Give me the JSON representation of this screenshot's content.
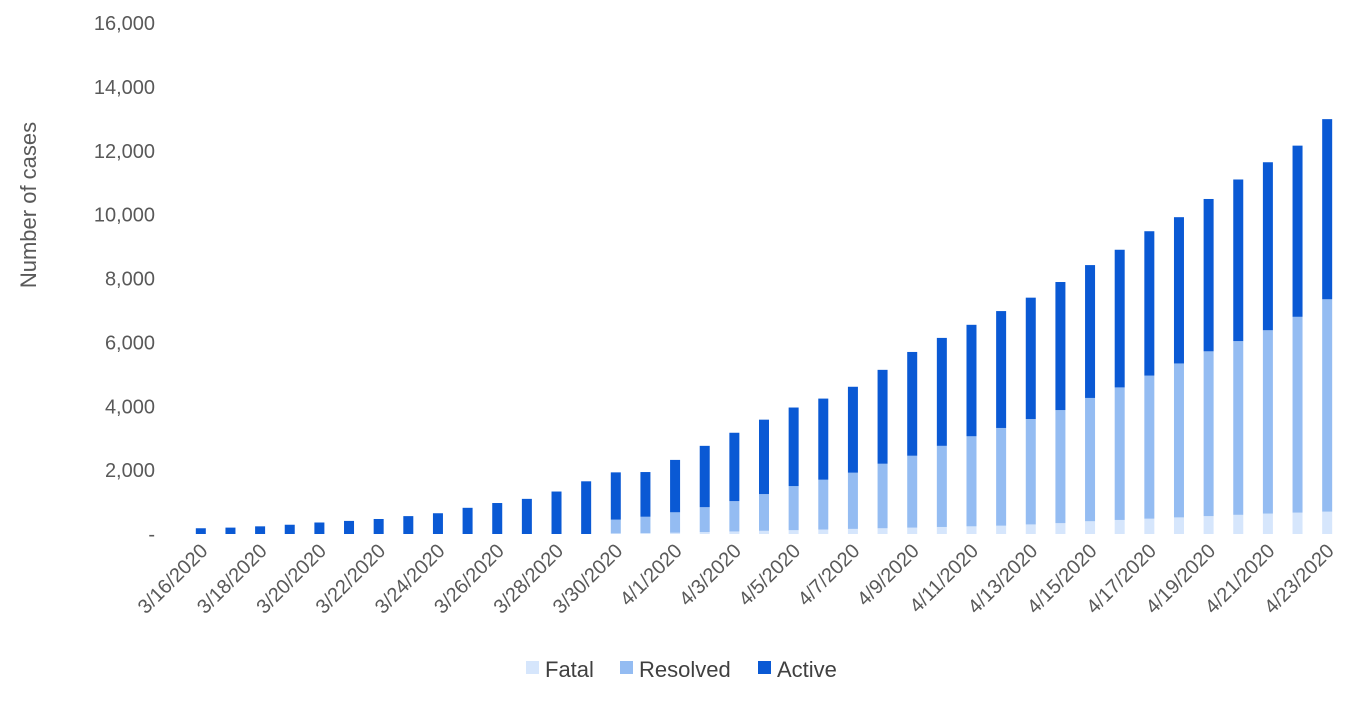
{
  "chart_data": {
    "type": "bar",
    "stacked": true,
    "ylabel": "Number of cases",
    "ylim": [
      0,
      16000
    ],
    "yticks": [
      "-",
      "2,000",
      "4,000",
      "6,000",
      "8,000",
      "10,000",
      "12,000",
      "14,000",
      "16,000"
    ],
    "ytick_values": [
      0,
      2000,
      4000,
      6000,
      8000,
      10000,
      12000,
      14000,
      16000
    ],
    "x_tick_labels": [
      "3/16/2020",
      "3/18/2020",
      "3/20/2020",
      "3/22/2020",
      "3/24/2020",
      "3/26/2020",
      "3/28/2020",
      "3/30/2020",
      "4/1/2020",
      "4/3/2020",
      "4/5/2020",
      "4/7/2020",
      "4/9/2020",
      "4/11/2020",
      "4/13/2020",
      "4/15/2020",
      "4/17/2020",
      "4/19/2020",
      "4/21/2020",
      "4/23/2020"
    ],
    "categories": [
      "3/16/2020",
      "3/17/2020",
      "3/18/2020",
      "3/19/2020",
      "3/20/2020",
      "3/21/2020",
      "3/22/2020",
      "3/23/2020",
      "3/24/2020",
      "3/25/2020",
      "3/26/2020",
      "3/27/2020",
      "3/28/2020",
      "3/29/2020",
      "3/30/2020",
      "3/31/2020",
      "4/1/2020",
      "4/2/2020",
      "4/3/2020",
      "4/4/2020",
      "4/5/2020",
      "4/6/2020",
      "4/7/2020",
      "4/8/2020",
      "4/9/2020",
      "4/10/2020",
      "4/11/2020",
      "4/12/2020",
      "4/13/2020",
      "4/14/2020",
      "4/15/2020",
      "4/16/2020",
      "4/17/2020",
      "4/18/2020",
      "4/19/2020",
      "4/20/2020",
      "4/21/2020",
      "4/22/2020",
      "4/23/2020"
    ],
    "series": [
      {
        "name": "Fatal",
        "color": "#d6e6fc",
        "values": [
          0,
          0,
          0,
          0,
          0,
          0,
          0,
          0,
          0,
          0,
          0,
          0,
          0,
          0,
          20,
          30,
          40,
          60,
          80,
          100,
          120,
          140,
          160,
          180,
          200,
          220,
          240,
          260,
          300,
          340,
          400,
          440,
          480,
          520,
          560,
          600,
          640,
          670,
          700
        ]
      },
      {
        "name": "Resolved",
        "color": "#94bcf2",
        "values": [
          0,
          0,
          0,
          0,
          0,
          0,
          0,
          0,
          0,
          0,
          0,
          0,
          0,
          0,
          430,
          510,
          640,
          780,
          950,
          1150,
          1380,
          1560,
          1760,
          2020,
          2250,
          2540,
          2820,
          3060,
          3300,
          3540,
          3860,
          4150,
          4480,
          4820,
          5160,
          5440,
          5740,
          6130,
          6650
        ]
      },
      {
        "name": "Active",
        "color": "#0a59d4",
        "values": [
          180,
          200,
          240,
          290,
          360,
          410,
          470,
          560,
          650,
          820,
          970,
          1100,
          1330,
          1650,
          1480,
          1400,
          1640,
          1920,
          2140,
          2330,
          2460,
          2540,
          2690,
          2940,
          3250,
          3380,
          3490,
          3660,
          3800,
          4010,
          4160,
          4310,
          4520,
          4580,
          4770,
          5060,
          5260,
          5360,
          5640
        ]
      }
    ],
    "legend": {
      "position": "bottom",
      "entries": [
        "Fatal",
        "Resolved",
        "Active"
      ]
    },
    "grid": false
  }
}
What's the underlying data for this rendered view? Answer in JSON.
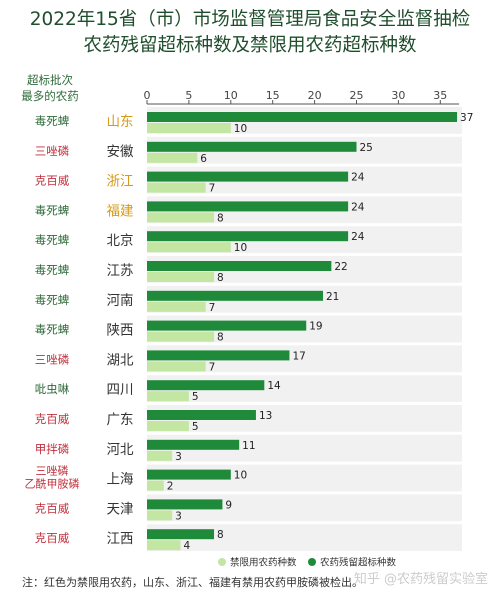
{
  "title_line1": "2022年15省（市）市场监督管理局食品安全监督抽检",
  "title_line2": "农药残留超标种数及禁限用农药超标种数",
  "left_header_line1": "超标批次",
  "left_header_line2": "最多的农药",
  "note": "注：红色为禁限用农药，山东、浙江、福建有禁用农药甲胺磷被检出。",
  "watermark": "知乎 @农药残留实验室",
  "colors": {
    "dark_bar": "#1e8a3a",
    "light_bar": "#c3e6a3",
    "band": "#f1f1f1",
    "pesticide_green": "#2f6b3a",
    "pesticide_red": "#c0303c",
    "province_default": "#333333",
    "province_highlight": "#d59a1a"
  },
  "chart_data": {
    "type": "bar",
    "orientation": "horizontal",
    "xlim": [
      0,
      37
    ],
    "x_ticks": [
      0,
      5,
      10,
      15,
      20,
      25,
      30,
      35
    ],
    "legend_position": "bottom",
    "categories": [
      "山东",
      "安徽",
      "浙江",
      "福建",
      "北京",
      "江苏",
      "河南",
      "陕西",
      "湖北",
      "四川",
      "广东",
      "河北",
      "上海",
      "天津",
      "江西"
    ],
    "highlighted_categories": [
      "山东",
      "浙江",
      "福建"
    ],
    "top_pesticides": [
      {
        "lines": [
          "毒死蜱"
        ],
        "banned": false
      },
      {
        "lines": [
          "三唑磷"
        ],
        "banned": true
      },
      {
        "lines": [
          "克百威"
        ],
        "banned": true
      },
      {
        "lines": [
          "毒死蜱"
        ],
        "banned": false
      },
      {
        "lines": [
          "毒死蜱"
        ],
        "banned": false
      },
      {
        "lines": [
          "毒死蜱"
        ],
        "banned": false
      },
      {
        "lines": [
          "毒死蜱"
        ],
        "banned": false
      },
      {
        "lines": [
          "毒死蜱"
        ],
        "banned": false
      },
      {
        "lines": [
          "三唑磷"
        ],
        "banned": true
      },
      {
        "lines": [
          "吡虫啉"
        ],
        "banned": false
      },
      {
        "lines": [
          "克百威"
        ],
        "banned": true
      },
      {
        "lines": [
          "甲拌磷"
        ],
        "banned": true
      },
      {
        "lines": [
          "三唑磷",
          "乙酰甲胺磷"
        ],
        "banned": true
      },
      {
        "lines": [
          "克百威"
        ],
        "banned": true
      },
      {
        "lines": [
          "克百威"
        ],
        "banned": true
      }
    ],
    "series": [
      {
        "name": "农药残留超标种数",
        "values": [
          37,
          25,
          24,
          24,
          24,
          22,
          21,
          19,
          17,
          14,
          13,
          11,
          10,
          9,
          8
        ]
      },
      {
        "name": "禁限用农药种数",
        "values": [
          10,
          6,
          7,
          8,
          10,
          8,
          7,
          8,
          7,
          5,
          5,
          3,
          2,
          3,
          4
        ]
      }
    ]
  }
}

────────────────────────────────────────

**Aim**
Without including any pictures, reproduce the listing exactly.

**Result for this task**
Give me the JSON representation of this screenshot's content.
{
  "chart_data": {
    "type": "bar",
    "stacked": true,
    "ylabel": "Number of cases",
    "ylim": [
      0,
      16000
    ],
    "yticks": [
      "-",
      "2,000",
      "4,000",
      "6,000",
      "8,000",
      "10,000",
      "12,000",
      "14,000",
      "16,000"
    ],
    "ytick_values": [
      0,
      2000,
      4000,
      6000,
      8000,
      10000,
      12000,
      14000,
      16000
    ],
    "x_tick_labels": [
      "3/16/2020",
      "3/18/2020",
      "3/20/2020",
      "3/22/2020",
      "3/24/2020",
      "3/26/2020",
      "3/28/2020",
      "3/30/2020",
      "4/1/2020",
      "4/3/2020",
      "4/5/2020",
      "4/7/2020",
      "4/9/2020",
      "4/11/2020",
      "4/13/2020",
      "4/15/2020",
      "4/17/2020",
      "4/19/2020",
      "4/21/2020",
      "4/23/2020"
    ],
    "categories": [
      "3/16/2020",
      "3/17/2020",
      "3/18/2020",
      "3/19/2020",
      "3/20/2020",
      "3/21/2020",
      "3/22/2020",
      "3/23/2020",
      "3/24/2020",
      "3/25/2020",
      "3/26/2020",
      "3/27/2020",
      "3/28/2020",
      "3/29/2020",
      "3/30/2020",
      "3/31/2020",
      "4/1/2020",
      "4/2/2020",
      "4/3/2020",
      "4/4/2020",
      "4/5/2020",
      "4/6/2020",
      "4/7/2020",
      "4/8/2020",
      "4/9/2020",
      "4/10/2020",
      "4/11/2020",
      "4/12/2020",
      "4/13/2020",
      "4/14/2020",
      "4/15/2020",
      "4/16/2020",
      "4/17/2020",
      "4/18/2020",
      "4/19/2020",
      "4/20/2020",
      "4/21/2020",
      "4/22/2020",
      "4/23/2020"
    ],
    "series": [
      {
        "name": "Fatal",
        "color": "#d6e6fc",
        "values": [
          0,
          0,
          0,
          0,
          0,
          0,
          0,
          0,
          0,
          0,
          0,
          0,
          0,
          0,
          20,
          30,
          40,
          60,
          80,
          100,
          120,
          140,
          160,
          180,
          200,
          220,
          240,
          260,
          300,
          340,
          400,
          440,
          480,
          520,
          560,
          600,
          640,
          670,
          700
        ]
      },
      {
        "name": "Resolved",
        "color": "#94bcf2",
        "values": [
          0,
          0,
          0,
          0,
          0,
          0,
          0,
          0,
          0,
          0,
          0,
          0,
          0,
          0,
          430,
          510,
          640,
          780,
          950,
          1150,
          1380,
          1560,
          1760,
          2020,
          2250,
          2540,
          2820,
          3060,
          3300,
          3540,
          3860,
          4150,
          4480,
          4820,
          5160,
          5440,
          5740,
          6130,
          6650
        ]
      },
      {
        "name": "Active",
        "color": "#0a59d4",
        "values": [
          180,
          200,
          240,
          290,
          360,
          410,
          470,
          560,
          650,
          820,
          970,
          1100,
          1330,
          1650,
          1480,
          1400,
          1640,
          1920,
          2140,
          2330,
          2460,
          2540,
          2690,
          2940,
          3250,
          3380,
          3490,
          3660,
          3800,
          4010,
          4160,
          4310,
          4520,
          4580,
          4770,
          5060,
          5260,
          5360,
          5640
        ]
      }
    ],
    "legend": {
      "position": "bottom",
      "entries": [
        "Fatal",
        "Resolved",
        "Active"
      ]
    },
    "grid": false
  }
}
What's the underlying data for this rendered view? Answer in JSON.
{
  "title_line1": "2022年15省（市）市场监督管理局食品安全监督抽检",
  "title_line2": "农药残留超标种数及禁限用农药超标种数",
  "left_header_line1": "超标批次",
  "left_header_line2": "最多的农药",
  "note": "注：红色为禁限用农药，山东、浙江、福建有禁用农药甲胺磷被检出。",
  "watermark": "知乎 @农药残留实验室",
  "colors": {
    "dark_bar": "#1e8a3a",
    "light_bar": "#c3e6a3",
    "band": "#f1f1f1",
    "pesticide_green": "#2f6b3a",
    "pesticide_red": "#c0303c",
    "province_default": "#333333",
    "province_highlight": "#d59a1a"
  },
  "chart_data": {
    "type": "bar",
    "orientation": "horizontal",
    "xlim": [
      0,
      37
    ],
    "x_ticks": [
      0,
      5,
      10,
      15,
      20,
      25,
      30,
      35
    ],
    "legend_position": "bottom",
    "categories": [
      "山东",
      "安徽",
      "浙江",
      "福建",
      "北京",
      "江苏",
      "河南",
      "陕西",
      "湖北",
      "四川",
      "广东",
      "河北",
      "上海",
      "天津",
      "江西"
    ],
    "highlighted_categories": [
      "山东",
      "浙江",
      "福建"
    ],
    "top_pesticides": [
      {
        "lines": [
          "毒死蜱"
        ],
        "banned": false
      },
      {
        "lines": [
          "三唑磷"
        ],
        "banned": true
      },
      {
        "lines": [
          "克百威"
        ],
        "banned": true
      },
      {
        "lines": [
          "毒死蜱"
        ],
        "banned": false
      },
      {
        "lines": [
          "毒死蜱"
        ],
        "banned": false
      },
      {
        "lines": [
          "毒死蜱"
        ],
        "banned": false
      },
      {
        "lines": [
          "毒死蜱"
        ],
        "banned": false
      },
      {
        "lines": [
          "毒死蜱"
        ],
        "banned": false
      },
      {
        "lines": [
          "三唑磷"
        ],
        "banned": true
      },
      {
        "lines": [
          "吡虫啉"
        ],
        "banned": false
      },
      {
        "lines": [
          "克百威"
        ],
        "banned": true
      },
      {
        "lines": [
          "甲拌磷"
        ],
        "banned": true
      },
      {
        "lines": [
          "三唑磷",
          "乙酰甲胺磷"
        ],
        "banned": true
      },
      {
        "lines": [
          "克百威"
        ],
        "banned": true
      },
      {
        "lines": [
          "克百威"
        ],
        "banned": true
      }
    ],
    "series": [
      {
        "name": "农药残留超标种数",
        "values": [
          37,
          25,
          24,
          24,
          24,
          22,
          21,
          19,
          17,
          14,
          13,
          11,
          10,
          9,
          8
        ]
      },
      {
        "name": "禁限用农药种数",
        "values": [
          10,
          6,
          7,
          8,
          10,
          8,
          7,
          8,
          7,
          5,
          5,
          3,
          2,
          3,
          4
        ]
      }
    ]
  }
}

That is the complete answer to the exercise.